## START

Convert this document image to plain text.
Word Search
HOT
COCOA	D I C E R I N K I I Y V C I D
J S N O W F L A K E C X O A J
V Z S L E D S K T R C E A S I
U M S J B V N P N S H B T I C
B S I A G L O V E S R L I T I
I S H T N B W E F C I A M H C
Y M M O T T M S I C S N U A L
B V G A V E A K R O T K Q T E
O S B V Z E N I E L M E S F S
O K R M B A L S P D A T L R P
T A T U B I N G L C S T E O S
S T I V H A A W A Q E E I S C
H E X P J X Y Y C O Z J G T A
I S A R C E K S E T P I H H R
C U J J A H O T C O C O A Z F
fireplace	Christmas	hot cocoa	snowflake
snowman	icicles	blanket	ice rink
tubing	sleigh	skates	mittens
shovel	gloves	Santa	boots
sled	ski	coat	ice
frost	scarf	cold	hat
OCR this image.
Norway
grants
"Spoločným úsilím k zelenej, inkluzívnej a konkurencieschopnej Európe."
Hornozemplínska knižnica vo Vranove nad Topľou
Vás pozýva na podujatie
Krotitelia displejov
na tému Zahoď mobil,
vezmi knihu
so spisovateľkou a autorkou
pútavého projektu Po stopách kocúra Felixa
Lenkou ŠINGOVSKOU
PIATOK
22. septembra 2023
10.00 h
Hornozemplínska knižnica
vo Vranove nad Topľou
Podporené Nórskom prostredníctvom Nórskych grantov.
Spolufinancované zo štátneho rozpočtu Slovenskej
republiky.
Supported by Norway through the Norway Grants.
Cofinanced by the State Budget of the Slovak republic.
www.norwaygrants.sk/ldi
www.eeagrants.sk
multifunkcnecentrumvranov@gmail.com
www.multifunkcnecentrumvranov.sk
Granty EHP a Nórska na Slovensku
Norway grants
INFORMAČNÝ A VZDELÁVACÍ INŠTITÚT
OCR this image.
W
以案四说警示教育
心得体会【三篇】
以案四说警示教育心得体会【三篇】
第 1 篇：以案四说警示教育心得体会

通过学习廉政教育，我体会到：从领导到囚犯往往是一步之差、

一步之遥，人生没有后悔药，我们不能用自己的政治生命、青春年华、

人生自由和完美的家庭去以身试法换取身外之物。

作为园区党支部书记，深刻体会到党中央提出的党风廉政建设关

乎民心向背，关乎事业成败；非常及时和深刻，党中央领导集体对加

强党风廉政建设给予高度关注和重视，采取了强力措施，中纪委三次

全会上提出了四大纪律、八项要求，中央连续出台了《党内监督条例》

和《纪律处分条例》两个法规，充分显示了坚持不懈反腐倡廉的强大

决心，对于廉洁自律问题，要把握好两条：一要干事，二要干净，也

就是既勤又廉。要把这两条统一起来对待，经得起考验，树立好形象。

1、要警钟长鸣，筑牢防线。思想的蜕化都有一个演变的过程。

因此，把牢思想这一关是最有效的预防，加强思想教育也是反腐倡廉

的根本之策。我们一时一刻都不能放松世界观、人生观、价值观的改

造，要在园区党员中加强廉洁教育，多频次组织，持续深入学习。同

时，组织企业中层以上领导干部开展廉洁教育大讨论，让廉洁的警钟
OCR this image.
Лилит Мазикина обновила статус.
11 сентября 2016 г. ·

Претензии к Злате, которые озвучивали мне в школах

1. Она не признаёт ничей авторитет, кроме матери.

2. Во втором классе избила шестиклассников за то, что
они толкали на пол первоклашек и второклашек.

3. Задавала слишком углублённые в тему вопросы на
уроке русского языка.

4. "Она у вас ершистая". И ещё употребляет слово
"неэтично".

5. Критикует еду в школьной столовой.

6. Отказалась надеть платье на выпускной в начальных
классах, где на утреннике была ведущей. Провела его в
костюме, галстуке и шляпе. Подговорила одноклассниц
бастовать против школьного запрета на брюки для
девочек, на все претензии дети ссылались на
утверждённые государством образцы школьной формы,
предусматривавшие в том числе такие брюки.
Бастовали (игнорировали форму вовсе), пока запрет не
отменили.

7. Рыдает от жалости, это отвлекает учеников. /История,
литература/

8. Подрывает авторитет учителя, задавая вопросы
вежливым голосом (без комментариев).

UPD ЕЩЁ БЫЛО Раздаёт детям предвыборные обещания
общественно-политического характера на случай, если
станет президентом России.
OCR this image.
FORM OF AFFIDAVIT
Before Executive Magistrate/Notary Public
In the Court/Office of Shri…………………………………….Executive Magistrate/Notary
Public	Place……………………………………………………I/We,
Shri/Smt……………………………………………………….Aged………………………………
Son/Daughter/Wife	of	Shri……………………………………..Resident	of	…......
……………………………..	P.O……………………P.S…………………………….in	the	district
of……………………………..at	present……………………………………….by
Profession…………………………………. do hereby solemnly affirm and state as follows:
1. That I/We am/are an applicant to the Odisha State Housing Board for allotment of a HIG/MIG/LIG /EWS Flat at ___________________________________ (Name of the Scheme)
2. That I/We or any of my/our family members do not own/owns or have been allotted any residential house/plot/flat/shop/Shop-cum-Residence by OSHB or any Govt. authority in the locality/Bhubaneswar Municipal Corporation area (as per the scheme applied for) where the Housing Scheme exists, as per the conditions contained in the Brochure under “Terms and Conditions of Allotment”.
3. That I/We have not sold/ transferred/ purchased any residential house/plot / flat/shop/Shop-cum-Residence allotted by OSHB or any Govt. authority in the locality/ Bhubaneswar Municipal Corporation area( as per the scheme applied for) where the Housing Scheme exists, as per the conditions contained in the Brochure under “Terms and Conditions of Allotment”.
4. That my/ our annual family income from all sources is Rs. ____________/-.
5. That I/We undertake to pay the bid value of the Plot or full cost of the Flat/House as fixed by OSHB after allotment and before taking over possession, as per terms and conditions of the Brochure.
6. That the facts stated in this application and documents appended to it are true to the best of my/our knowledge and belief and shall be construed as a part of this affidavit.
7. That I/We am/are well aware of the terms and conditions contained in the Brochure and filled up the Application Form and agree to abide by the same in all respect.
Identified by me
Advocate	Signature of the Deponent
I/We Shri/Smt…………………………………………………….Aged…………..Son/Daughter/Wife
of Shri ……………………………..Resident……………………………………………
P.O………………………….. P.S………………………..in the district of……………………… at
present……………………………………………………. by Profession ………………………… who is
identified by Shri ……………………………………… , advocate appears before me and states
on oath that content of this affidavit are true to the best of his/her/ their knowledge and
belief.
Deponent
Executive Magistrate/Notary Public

## END

*The problem*
Copy every line verbatim.

*Exercise answer*
Convert this document image to plain text.
Word Search
HOT
COCOA	D I C E R I N K I I Y V C I D
J S N O W F L A K E C X O A J
V Z S L E D S K T R C E A S I
U M S J B V N P N S H B T I C
B S I A G L O V E S R L I T I
I S H T N B W E F C I A M H C
Y M M O T T M S I C S N U A L
B V G A V E A K R O T K Q T E
O S B V Z E N I E L M E S F S
O K R M B A L S P D A T L R P
T A T U B I N G L C S T E O S
S T I V H A A W A Q E E I S C
H E X P J X Y Y C O Z J G T A
I S A R C E K S E T P I H H R
C U J J A H O T C O C O A Z F
fireplace	Christmas	hot cocoa	snowflake
snowman	icicles	blanket	ice rink
tubing	sleigh	skates	mittens
shovel	gloves	Santa	boots
sled	ski	coat	ice
frost	scarf	cold	hat
OCR this image.
Norway
grants
"Spoločným úsilím k zelenej, inkluzívnej a konkurencieschopnej Európe."
Hornozemplínska knižnica vo Vranove nad Topľou
Vás pozýva na podujatie
Krotitelia displejov
na tému Zahoď mobil,
vezmi knihu
so spisovateľkou a autorkou
pútavého projektu Po stopách kocúra Felixa
Lenkou ŠINGOVSKOU
PIATOK
22. septembra 2023
10.00 h
Hornozemplínska knižnica
vo Vranove nad Topľou
Podporené Nórskom prostredníctvom Nórskych grantov.
Spolufinancované zo štátneho rozpočtu Slovenskej
republiky.
Supported by Norway through the Norway Grants.
Cofinanced by the State Budget of the Slovak republic.
www.norwaygrants.sk/ldi
www.eeagrants.sk
multifunkcnecentrumvranov@gmail.com
www.multifunkcnecentrumvranov.sk
Granty EHP a Nórska na Slovensku
Norway grants
INFORMAČNÝ A VZDELÁVACÍ INŠTITÚT
OCR this image.
W
以案四说警示教育
心得体会【三篇】
以案四说警示教育心得体会【三篇】
第 1 篇：以案四说警示教育心得体会

通过学习廉政教育，我体会到：从领导到囚犯往往是一步之差、

一步之遥，人生没有后悔药，我们不能用自己的政治生命、青春年华、

人生自由和完美的家庭去以身试法换取身外之物。

作为园区党支部书记，深刻体会到党中央提出的党风廉政建设关

乎民心向背，关乎事业成败；非常及时和深刻，党中央领导集体对加

强党风廉政建设给予高度关注和重视，采取了强力措施，中纪委三次

全会上提出了四大纪律、八项要求，中央连续出台了《党内监督条例》

和《纪律处分条例》两个法规，充分显示了坚持不懈反腐倡廉的强大

决心，对于廉洁自律问题，要把握好两条：一要干事，二要干净，也

就是既勤又廉。要把这两条统一起来对待，经得起考验，树立好形象。

1、要警钟长鸣，筑牢防线。思想的蜕化都有一个演变的过程。

因此，把牢思想这一关是最有效的预防，加强思想教育也是反腐倡廉

的根本之策。我们一时一刻都不能放松世界观、人生观、价值观的改

造，要在园区党员中加强廉洁教育，多频次组织，持续深入学习。同

时，组织企业中层以上领导干部开展廉洁教育大讨论，让廉洁的警钟
OCR this image.
Лилит Мазикина обновила статус.
11 сентября 2016 г. ·

Претензии к Злате, которые озвучивали мне в школах

1. Она не признаёт ничей авторитет, кроме матери.

2. Во втором классе избила шестиклассников за то, что
они толкали на пол первоклашек и второклашек.

3. Задавала слишком углублённые в тему вопросы на
уроке русского языка.

4. "Она у вас ершистая". И ещё употребляет слово
"неэтично".

5. Критикует еду в школьной столовой.

6. Отказалась надеть платье на выпускной в начальных
классах, где на утреннике была ведущей. Провела его в
костюме, галстуке и шляпе. Подговорила одноклассниц
бастовать против школьного запрета на брюки для
девочек, на все претензии дети ссылались на
утверждённые государством образцы школьной формы,
предусматривавшие в том числе такие брюки.
Бастовали (игнорировали форму вовсе), пока запрет не
отменили.

7. Рыдает от жалости, это отвлекает учеников. /История,
литература/

8. Подрывает авторитет учителя, задавая вопросы
вежливым голосом (без комментариев).

UPD ЕЩЁ БЫЛО Раздаёт детям предвыборные обещания
общественно-политического характера на случай, если
станет президентом России.
OCR this image.
FORM OF AFFIDAVIT
Before Executive Magistrate/Notary Public
In the Court/Office of Shri…………………………………….Executive Magistrate/Notary
Public	Place……………………………………………………I/We,
Shri/Smt……………………………………………………….Aged………………………………
Son/Daughter/Wife	of	Shri……………………………………..Resident	of	…......
……………………………..	P.O……………………P.S…………………………….in	the	district
of……………………………..at	present……………………………………….by
Profession…………………………………. do hereby solemnly affirm and state as follows:
1. That I/We am/are an applicant to the Odisha State Housing Board for allotment of a HIG/MIG/LIG /EWS Flat at ___________________________________ (Name of the Scheme)
2. That I/We or any of my/our family members do not own/owns or have been allotted any residential house/plot/flat/shop/Shop-cum-Residence by OSHB or any Govt. authority in the locality/Bhubaneswar Municipal Corporation area (as per the scheme applied for) where the Housing Scheme exists, as per the conditions contained in the Brochure under “Terms and Conditions of Allotment”.
3. That I/We have not sold/ transferred/ purchased any residential house/plot / flat/shop/Shop-cum-Residence allotted by OSHB or any Govt. authority in the locality/ Bhubaneswar Municipal Corporation area( as per the scheme applied for) where the Housing Scheme exists, as per the conditions contained in the Brochure under “Terms and Conditions of Allotment”.
4. That my/ our annual family income from all sources is Rs. ____________/-.
5. That I/We undertake to pay the bid value of the Plot or full cost of the Flat/House as fixed by OSHB after allotment and before taking over possession, as per terms and conditions of the Brochure.
6. That the facts stated in this application and documents appended to it are true to the best of my/our knowledge and belief and shall be construed as a part of this affidavit.
7. That I/We am/are well aware of the terms and conditions contained in the Brochure and filled up the Application Form and agree to abide by the same in all respect.
Identified by me
Advocate	Signature of the Deponent
I/We Shri/Smt…………………………………………………….Aged…………..Son/Daughter/Wife
of Shri ……………………………..Resident……………………………………………
P.O………………………….. P.S………………………..in the district of……………………… at
present……………………………………………………. by Profession ………………………… who is
identified by Shri ……………………………………… , advocate appears before me and states
on oath that content of this affidavit are true to the best of his/her/ their knowledge and
belief.
Deponent
Executive Magistrate/Notary Public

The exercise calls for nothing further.